AI Centers of Excellence: Why HR Must Claim Their Strategic Seat
There's a compelling claim making rounds in executive circles: "AI Centers of Excellence are becoming the defining feature of successful AI adoption. Organizations that invest in them—and include HR as a core partner—are the ones turning ambition into measurable outcomes."
It sounds right. It feels urgent. But is it true? And more importantly, why is HR so often missing from this picture?
The Evidence: Validation With Important Caveats
The research validates the core premise while revealing critical nuances. According to a McKinsey 2024 survey, AI Centers of Excellence (CoEs) are indeed becoming widespread, with 78% of organizations now using AI in at least one function—up from 55% just a year prior. About 37% of large U.S. companies have already established AI CoEs, and the correlation with success is real: companies with AI CoEs and active HR involvement are 2.5 times more likely to successfully scale AI adoption.
The stakes are high. Failure rates for AI initiatives hover between 70% and 85% when organizations lack structured approaches. Research highlights the positive trend that 50% of the most successful companies have established an AI Center of Excellence (CoE). In contrast, only 35.5% of all companies have taken this step.
But here's the nuance that matters: AI CoEs are an effective enabler of success, not the sole determinant. Simply having a CoE doesn't guarantee success. The most sophisticated AI CoE will falter without engaged stakeholders who understand both its purpose and their role in its success. Many organizations take an anecdotal, need-based approach to AI, when they should adopt a holistic one, with experts noting that CoEs must shift from "experimentation" to "excellence."

----------

:: AIM OF THE TASK ::
Summarize the article on AI Centers of Excellence in two sentences.

----------

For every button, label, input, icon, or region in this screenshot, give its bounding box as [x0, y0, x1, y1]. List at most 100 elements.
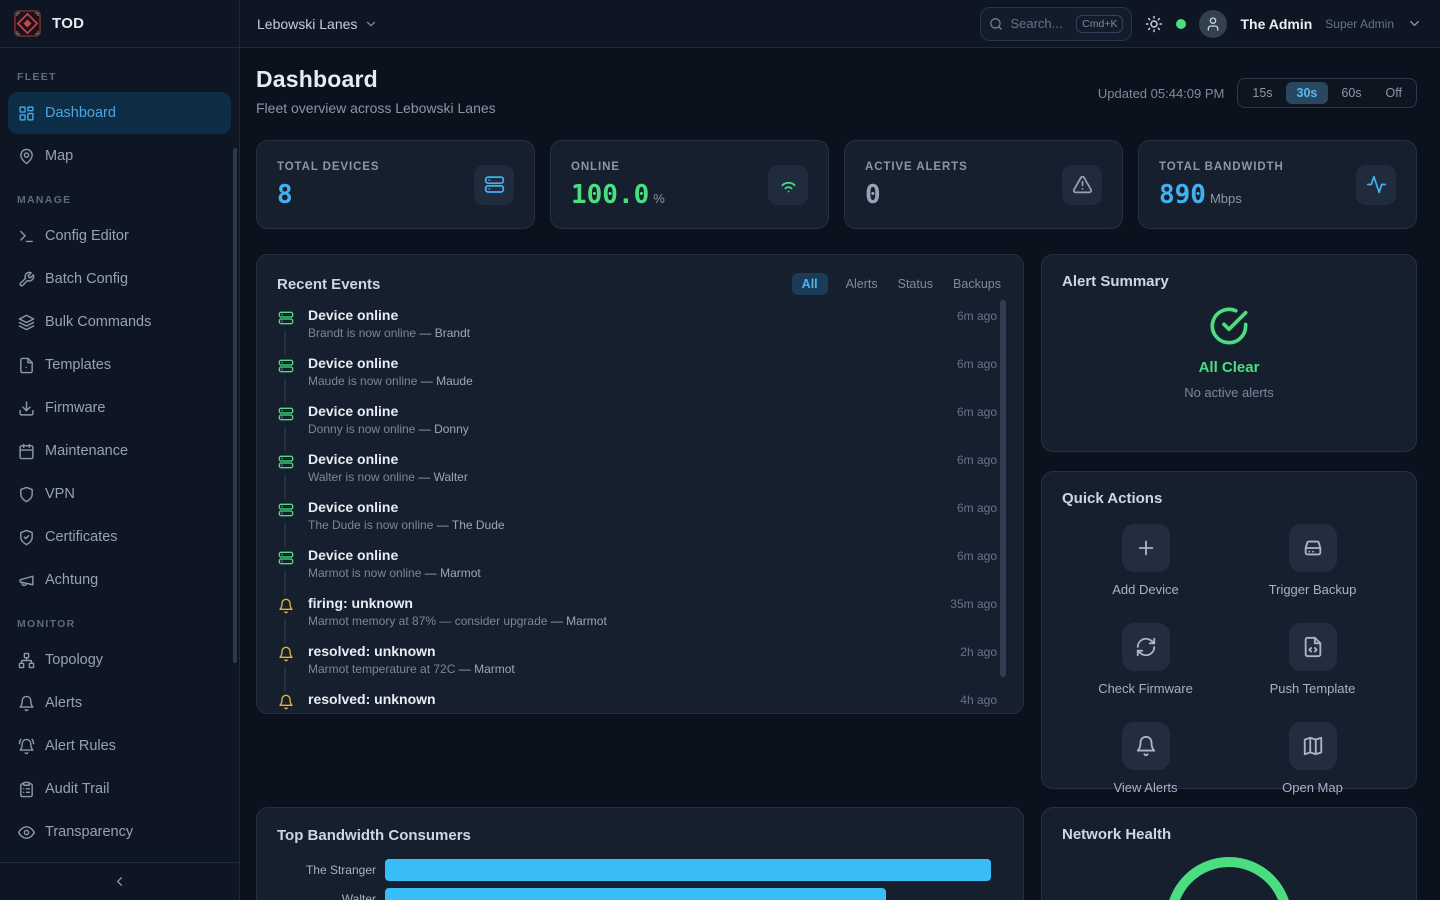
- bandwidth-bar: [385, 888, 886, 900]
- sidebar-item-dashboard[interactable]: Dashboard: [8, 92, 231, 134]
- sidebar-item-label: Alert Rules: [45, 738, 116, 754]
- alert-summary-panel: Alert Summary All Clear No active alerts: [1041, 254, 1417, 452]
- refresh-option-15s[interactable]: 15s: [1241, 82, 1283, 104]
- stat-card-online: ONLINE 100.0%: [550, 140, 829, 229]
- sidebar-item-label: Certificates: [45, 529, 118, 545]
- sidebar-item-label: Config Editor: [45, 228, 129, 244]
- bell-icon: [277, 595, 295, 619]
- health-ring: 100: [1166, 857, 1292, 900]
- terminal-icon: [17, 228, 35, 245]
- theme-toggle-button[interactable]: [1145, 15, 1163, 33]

----------

:: EXPECTED ANSWER ::
AI Centers of Excellence are becoming widespread, and companies that have them with active HR involvement are 2.5 times more likely to successfully scale AI adoption, while AI initiatives fail 70% to 85% of the time when organizations lack structured approaches. Still, such a center is an enabler of success rather than a guarantee, since it will falter without engaged stakeholders, and organizations need a holistic approach to AI instead of an anecdotal, need-based one.